● **Exercise instructions**: Scan the lines below for the word "oder". Copy each line you find it in.

● **Provided records**:
###

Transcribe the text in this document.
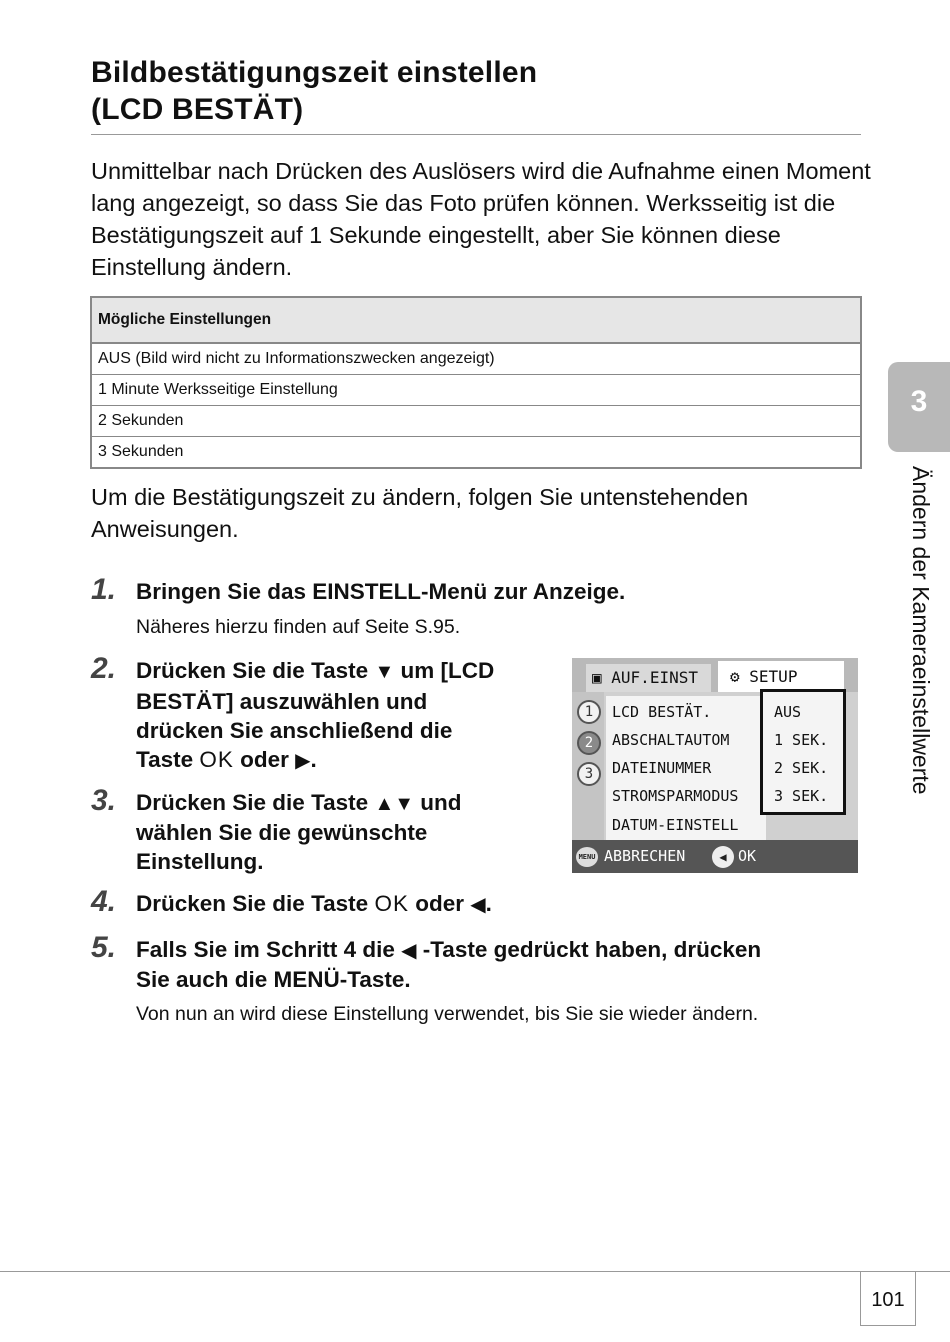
Bildbestätigungszeit einstellen
(LCD BESTÄT)
Unmittelbar nach Drücken des Auslösers wird die Aufnahme einen Moment lang angezeigt, so dass Sie das Foto prüfen können. Werksseitig ist die Bestätigungszeit auf 1 Sekunde eingestellt, aber Sie können diese Einstellung ändern.
Mögliche Einstellungen
AUS (Bild wird nicht zu Informationszwecken angezeigt)
1 Minute Werksseitige Einstellung
2 Sekunden
3 Sekunden
Um die Bestätigungszeit zu ändern, folgen Sie untenstehenden Anweisungen.
1. Bringen Sie das EINSTELL-Menü zur Anzeige.
Näheres hierzu finden auf Seite S.95.
2. Drücken Sie die Taste ▼ um [LCD
BESTÄT] auszuwählen und
drücken Sie anschließend die
Taste OK oder ▶.
3. Drücken Sie die Taste ▲▼ und
wählen Sie die gewünschte
Einstellung.
4. Drücken Sie die Taste OK oder ◀.
5. Falls Sie im Schritt 4 die ◀ -Taste gedrückt haben, drücken
Sie auch die MENÜ-Taste.
Von nun an wird diese Einstellung verwendet, bis Sie sie wieder ändern.
▣ AUF.EINST	⚙ SETUP
1
2
3
LCD BESTÄT.
ABSCHALTAUTOM
DATEINUMMER
STROMSPARMODUS
DATUM-EINSTELL
AUS
1 SEK.
2 SEK.
3 SEK.
MENU ABBRECHEN	◀ OK
3
Ändern der Kameraeinstellwerte
101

###

● **Solution to this exercise**:
Taste OK oder ▶.
4. Drücken Sie die Taste OK oder ◀.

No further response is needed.